Collected data entries:

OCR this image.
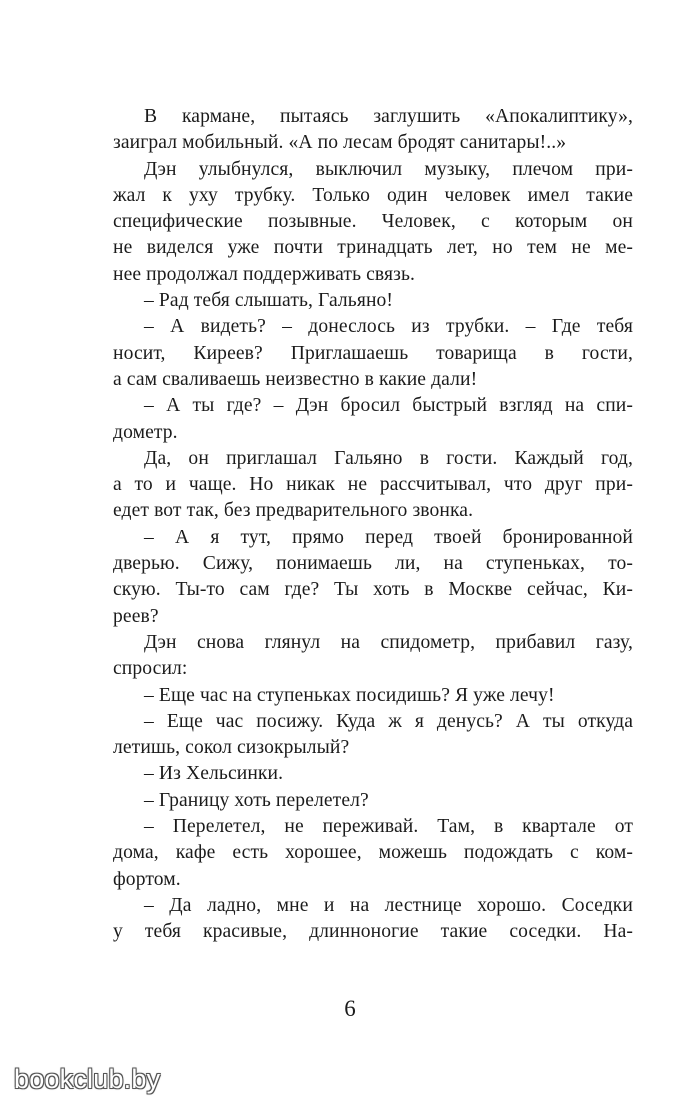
В кармане, пытаясь заглушить «Апокалиптику»,
заиграл мобильный. «А по лесам бродят санитары!..»
Дэн улыбнулся, выключил музыку, плечом при-
жал к уху трубку. Только один человек имел такие
специфические позывные. Человек, с которым он
не виделся уже почти тринадцать лет, но тем не ме-
нее продолжал поддерживать связь.
– Рад тебя слышать, Гальяно!
– А видеть? – донеслось из трубки. – Где тебя
носит, Киреев? Приглашаешь товарища в гости,
а сам сваливаешь неизвестно в какие дали!
– А ты где? – Дэн бросил быстрый взгляд на спи-
дометр.
Да, он приглашал Гальяно в гости. Каждый год,
а то и чаще. Но никак не рассчитывал, что друг при-
едет вот так, без предварительного звонка.
– А я тут, прямо перед твоей бронированной
дверью. Сижу, понимаешь ли, на ступеньках, то-
скую. Ты-то сам где? Ты хоть в Москве сейчас, Ки-
реев?
Дэн снова глянул на спидометр, прибавил газу,
спросил:
– Еще час на ступеньках посидишь? Я уже лечу!
– Еще час посижу. Куда ж я денусь? А ты откуда
летишь, сокол сизокрылый?
– Из Хельсинки.
– Границу хоть перелетел?
– Перелетел, не переживай. Там, в квартале от
дома, кафе есть хорошее, можешь подождать с ком-
фортом.
– Да ладно, мне и на лестнице хорошо. Соседки
у тебя красивые, длинноногие такие соседки. На-
6
bookclub.by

Written task ::
Extract, from the material above, each line holding the word "тебя".

Solution to the exercise ::
– Рад тебя слышать, Гальяно!
– А видеть? – донеслось из трубки. – Где тебя
у тебя красивые, длинноногие такие соседки. На-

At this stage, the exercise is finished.